> TEXT SHOWN:
* * * * *
Sunday, December 30, 2012

Smoked Salmon Mousse

The refrigerator is free from holiday leftovers and the house is clean.  There is no sign of holidays past and I just got a call from dear friends who want to stop by to deliver holiday gifts.  I had no idea I would be entertaining this evening nor am I prepared for company, but after a quick scan of my pantry and refrigerator, I know I can turn to an old faithful. 

My friend Ilene gave this recipe for Smoked Salmon Mousse to me 30 years ago and I still turn to it when I need a quick hors d’oeuvre or addition to my brunch buffet. I still can't figure out why it's called Smoked Salmon Mousse.  It's not made with smoked salmon and it's not a mousse, but who am I to rename someone else's recipe.  Since it tastes best served at room temperature, it makes a good contribution to a 'pot luck' New Year's Eve party or you may want to have it on hand if you are expecting guests over the holiday weekend.  Wishing you all a very Happy New Year!

§     2 6 or 7 ounce cans of skinless and boneless salmon
§     1 8-ounce package of cream cheese
§     1 tablespoon lemon juice
§     2 teaspoons finely chopped onion (optional)
§     1 teaspoon prepared horseradish
§     1/4 teaspoon salt
§     1/2 teaspoon liquid smoke

In a medium sized bowl, mix all ingredients and serve with crackers. 
If possible, I prefer to make this at least a day ahead so the flavors have time to meld, but last minute, this will still be a hit.  For a hors d’oeuvre, I sometimes fill hollowed out cherry tomatoes with this smoked salmon mousse to create an “Amuse Bouch,” a single bite to delight while enjoying a cocktail before a meal, but I most often serve this in a bowl surrounded by crackers. 
If I have some left over, I eat it for breakfast/brunch spread on a toasted bagel topped with a slice of tomato, chopped onion and capers. 
For a printer friendly copy of this recipe, go to Smoked Salmon Mousse. Enjoy!

Sunday, December 16, 2012

Chicken Matzo Ball Soup

When Mama Marko comes to visit, we always make it a priority to spend bonding time in the kitchen….but it’s not always my kitchen.  My dear friends, Honey and Tina occasionally make a special request that this dynamic cooking duo come to their home and make Chicken Matzo Ball Soup.  

During my mother’s recent Thanksgiving visit we were able to accommodate our friends’ request.  We packed the car with my oversized stock pots and knives and drove to Franklin to make a huge pot of Jewish Penicillin.  By the end of the day, they had a counter lined with portion sized containers to fill their freezer and hopefully last them through the winter.

§     1 whole chicken approximately 3 1/2 pounds
§     1 pound short ribs (optional)
* * * * *
> DATA EXCERPT:
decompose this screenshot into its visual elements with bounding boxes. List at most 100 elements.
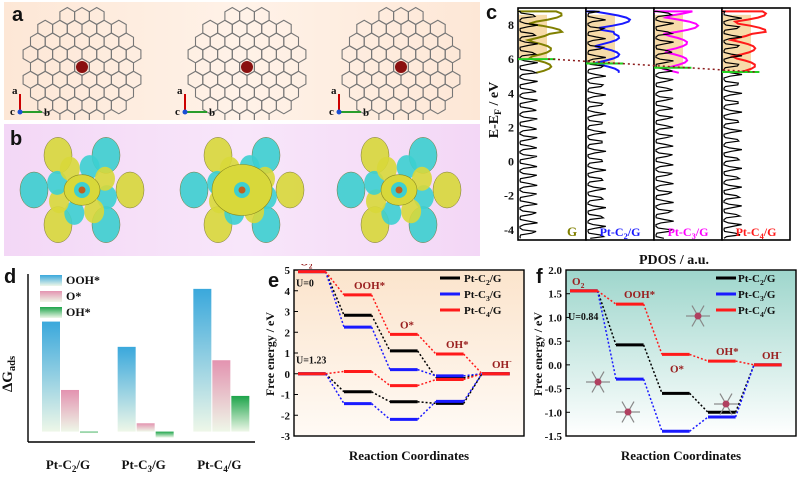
* * * * *
> WHAT THE TASK ASKS:
Extend the recipe blog text on smoked salmon mousse and chicken matzo ball soup, starting right after its last line.

> RESULT OF THIS TASK:
§     4 large carrots
§     4 celery stalks
§     1 whole onion
§     4 celery stalks
§     Salt and pepper to taste
§     1 Small bunch of fresh parsley
§     1 Small bunch of fresh dill
§     1 bag of egg noodles (optional)

In a large stockpot, place the whole chicken.  To add more flavor, I typically add the neck bone, but don’t add the liver, it will make the soup bitter.  My mother always added short ribs to her chicken soup.  Back then, short ribs were not as trendy as they are today…and we called it “flanken,” but this meat added another layer of flavor to her special soup.  Add the short ribs (optional) and pour in enough water making sure the chicken and meat are covered by at least an inch or two. 

Cook over medium heat until the soup comes to a slow boil.  Lower the heat to medium low and simmer for approximately 1 hour.  If you allow the broth to boil hard, the soup will become cloudy.  After 1 hour, there will be impurities that rise to the surface.  With a slotted spoon, skim the impurities into a small bowl and toss.  Add water if necessary to keep the chicken completely covered. 

I like to add my vegetables after cleaning the impurities from the soup.  Once the broth is cleaned, add the whole carrots, celery stalks, parsley and whole onion.  At this time I add salt to the broth.  I begin with about a teaspoon or two, depending upon how large a pot you have. 

Cover and cook on medium low heat for approximately another hour.   While the broth is cooking, prepare the noodles and matzo balls. 

In a separate pot of boiling water, cook the egg noodles according to directions on the package.  Drain and set aside. 

For the matzo balls, I prefer to use a matzo ball mix.  It tastes exactly the same as using matzo meal and adding the additional ingredients, and I find that it is easier and readily available.

§     1 package Matzo Ball Mix
§     2 eggs
§     1/4 cup vegetable oil
§     1 bouillon cube (optional)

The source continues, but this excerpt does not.